* Work to do:
Produce an exact copy of all the data below, dropping every image.

* Given entries:
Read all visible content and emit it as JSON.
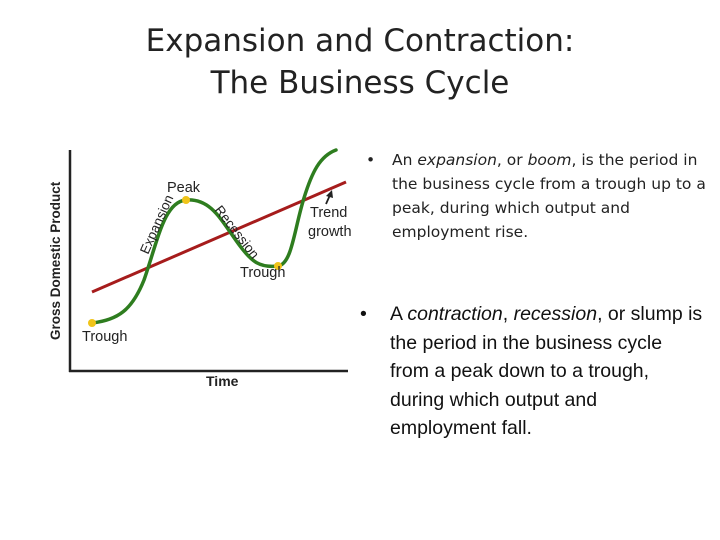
{
  "slide": {
    "title_line1": "Expansion and Contraction:",
    "title_line2": "The Business Cycle"
  },
  "diagram": {
    "y_axis_label": "Gross Domestic Product",
    "x_axis_label": "Time",
    "labels": {
      "trough_left": "Trough",
      "peak": "Peak",
      "expansion": "Expansion",
      "recession": "Recession",
      "trough_right": "Trough",
      "trend_line1": "Trend",
      "trend_line2": "growth"
    },
    "colors": {
      "cycle_curve": "#2e7d1f",
      "trend_line": "#a61c1c",
      "points": "#f0c419",
      "axes": "#222222"
    }
  },
  "bullets": [
    {
      "marker": "•",
      "parts": [
        "An ",
        "expansion",
        ", or ",
        "boom",
        ", is the period in the business cycle from a trough up to a peak, during which output and employment rise."
      ]
    },
    {
      "marker": "•",
      "parts": [
        "A ",
        "contraction",
        ", ",
        "recession",
        ", or slump is the period in the business cycle from a peak down to a trough, during which output and employment fall."
      ]
    }
  ]
}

* Output for this task:
Read all visible content and emit it as JSON.
{
  "slide": {
    "title_line1": "Expansion and Contraction:",
    "title_line2": "The Business Cycle"
  },
  "diagram": {
    "y_axis_label": "Gross Domestic Product",
    "x_axis_label": "Time",
    "labels": {
      "trough_left": "Trough",
      "peak": "Peak",
      "expansion": "Expansion",
      "recession": "Recession",
      "trough_right": "Trough",
      "trend_line1": "Trend",
      "trend_line2": "growth"
    },
    "colors": {
      "cycle_curve": "#2e7d1f",
      "trend_line": "#a61c1c",
      "points": "#f0c419",
      "axes": "#222222"
    }
  },
  "bullets": [
    {
      "marker": "•",
      "parts": [
        "An ",
        "expansion",
        ", or ",
        "boom",
        ", is the period in the business cycle from a trough up to a peak, during which output and employment rise."
      ]
    },
    {
      "marker": "•",
      "parts": [
        "A ",
        "contraction",
        ", ",
        "recession",
        ", or slump is the period in the business cycle from a peak down to a trough, during which output and employment fall."
      ]
    }
  ]
}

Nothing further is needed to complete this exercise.